[DESCRIPTION OF THE TASK]: Copy out all lines that hold "주식회사".

[Data entries]
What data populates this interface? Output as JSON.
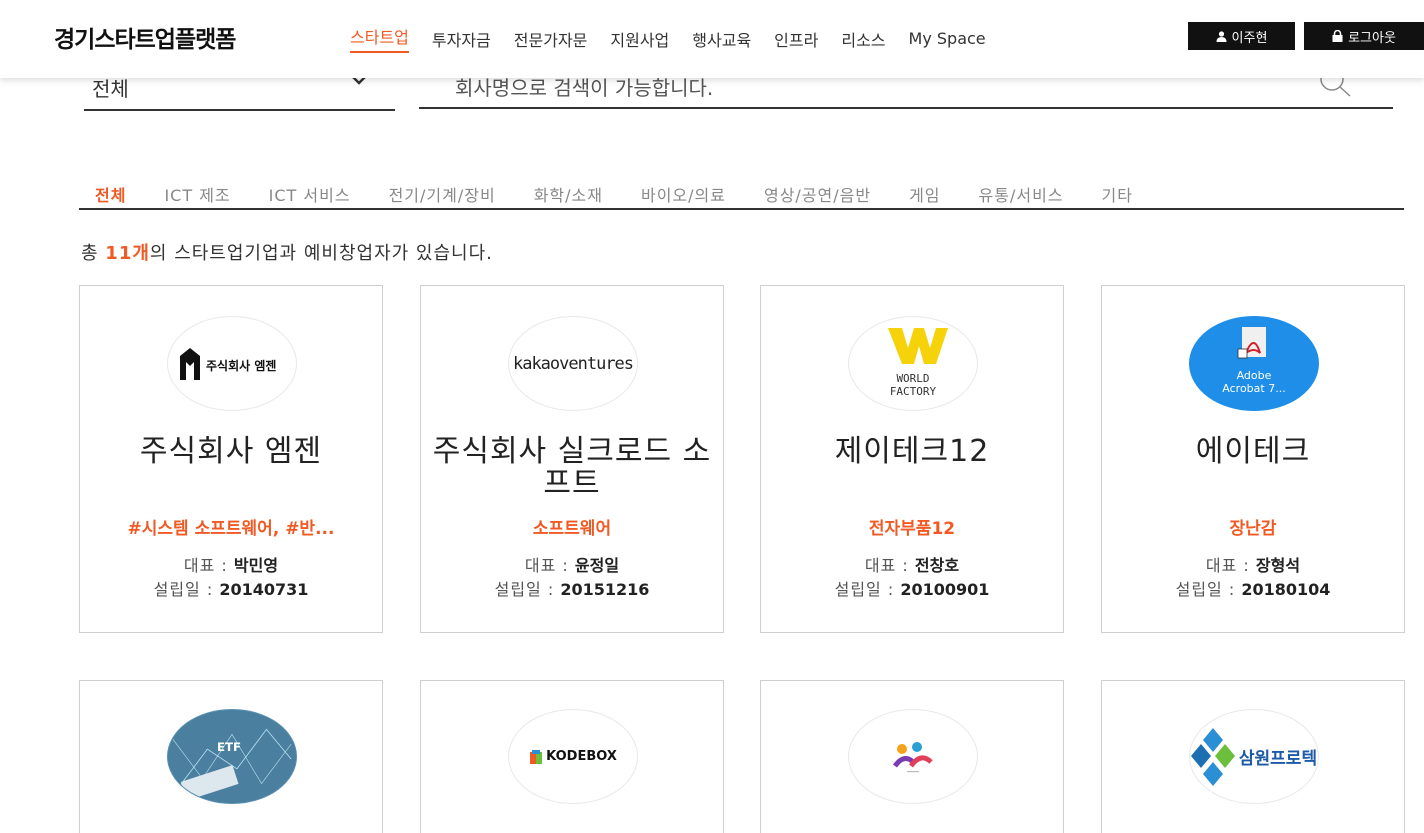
{
  "brand": {
    "title": "경기스타트업플랫폼",
    "accent": "#f15a24"
  },
  "nav": {
    "items": [
      "스타트업",
      "투자자금",
      "전문가자문",
      "지원사업",
      "행사교육",
      "인프라",
      "리소스",
      "My Space"
    ],
    "active": "스타트업"
  },
  "user": {
    "name": "이주현",
    "logout": "로그아웃"
  },
  "search": {
    "select_value": "전체",
    "placeholder": "회사명으로 검색이 가능합니다."
  },
  "categories": {
    "items": [
      "전체",
      "ICT 제조",
      "ICT 서비스",
      "전기/기계/장비",
      "화학/소재",
      "바이오/의료",
      "영상/공연/음반",
      "게임",
      "유통/서비스",
      "기타"
    ],
    "active": "전체"
  },
  "summary": {
    "prefix": "총 ",
    "count": "11개",
    "suffix": "의 스타트업기업과 예비창업자가 있습니다."
  },
  "labels": {
    "ceo": "대표 : ",
    "founded": "설립일 : "
  },
  "cards": [
    {
      "logo_text": "주식회사 엠젠",
      "name": "주식회사 엠젠",
      "tag": "#시스템 소프트웨어, #반...",
      "ceo": "박민영",
      "founded": "20140731"
    },
    {
      "logo_text": "kakaoventures",
      "name": "주식회사 실크로드 소프트",
      "tag": "소프트웨어",
      "ceo": "윤정일",
      "founded": "20151216"
    },
    {
      "logo_text": "WORLD FACTORY",
      "name": "제이테크12",
      "tag": "전자부품12",
      "ceo": "전창호",
      "founded": "20100901"
    },
    {
      "logo_text": "Adobe Acrobat 7...",
      "name": "에이테크",
      "tag": "장난감",
      "ceo": "장형석",
      "founded": "20180104"
    }
  ],
  "cards_row2": [
    {
      "logo_text": "ETF"
    },
    {
      "logo_text": "KODEBOX"
    },
    {
      "logo_text": ""
    },
    {
      "logo_text": "삼원프로텍"
    }
  ]
}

[ANSWER FOR THIS EXERCISE]:
      "logo_text": "주식회사 엠젠",
      "name": "주식회사 엠젠",
      "name": "주식회사 실크로드 소프트",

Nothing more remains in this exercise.